Collection entries
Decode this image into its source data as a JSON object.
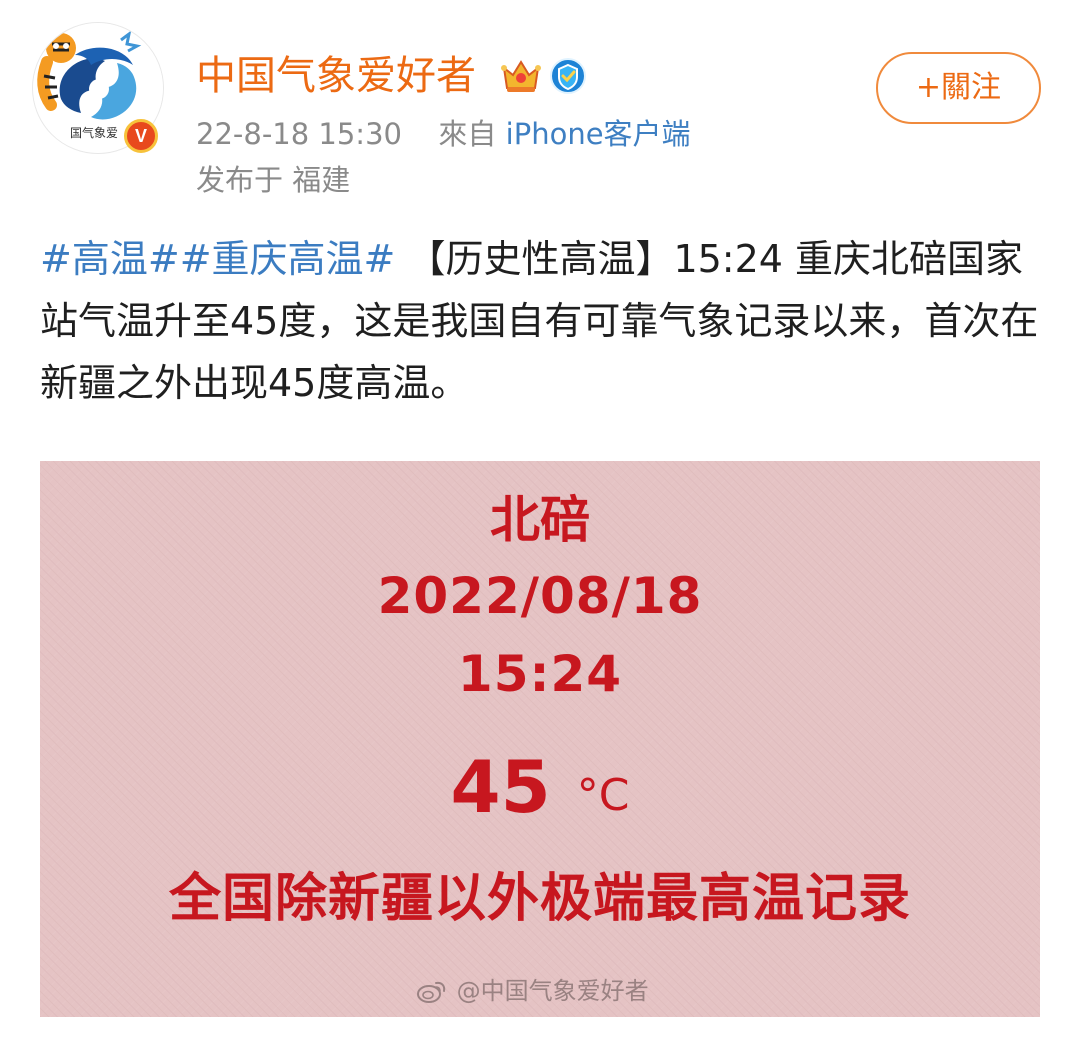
{
  "header": {
    "author_name": "中国气象爱好者",
    "avatar_caption": "国气象爱",
    "verified_mark": "V",
    "timestamp": "22-8-18 15:30",
    "source_prefix": "來自",
    "client_name": "iPhone客户端",
    "location": "发布于 福建",
    "follow_label": "+關注"
  },
  "post": {
    "hashtag_1": "#高温#",
    "hashtag_2": "#重庆高温#",
    "body_text": " 【历史性高温】15:24 重庆北碚国家站气温升至45度，这是我国自有可靠气象记录以来，首次在新疆之外出现45度高温。"
  },
  "image": {
    "place": "北碚",
    "date": "2022/08/18",
    "time": "15:24",
    "temperature_value": "45",
    "temperature_unit": "°C",
    "record_caption": "全国除新疆以外极端最高温记录",
    "watermark": "@中国气象爱好者",
    "background_color": "#e5c3c4",
    "text_color": "#c7171f"
  },
  "icons": {
    "avatar": "tiger-logo-avatar",
    "crown": "crown-icon",
    "badge": "blue-shield-badge-icon",
    "watermark": "weibo-icon"
  },
  "colors": {
    "author_name": "#ec6a13",
    "hashtag": "#3b7cc1",
    "follow_border": "#f08a3c"
  }
}
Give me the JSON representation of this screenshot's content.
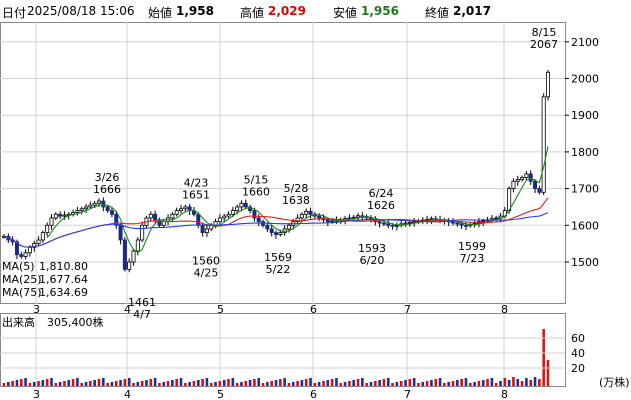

▶ _WHAT NEEDS TO BE DONE_:
Pull out all lines of the data with the string "中国气象爱好者".

▶ _WRITTEN RESPONSE_:
    "author_name": "中国气象爱好者",
    "watermark": "@中国气象爱好者",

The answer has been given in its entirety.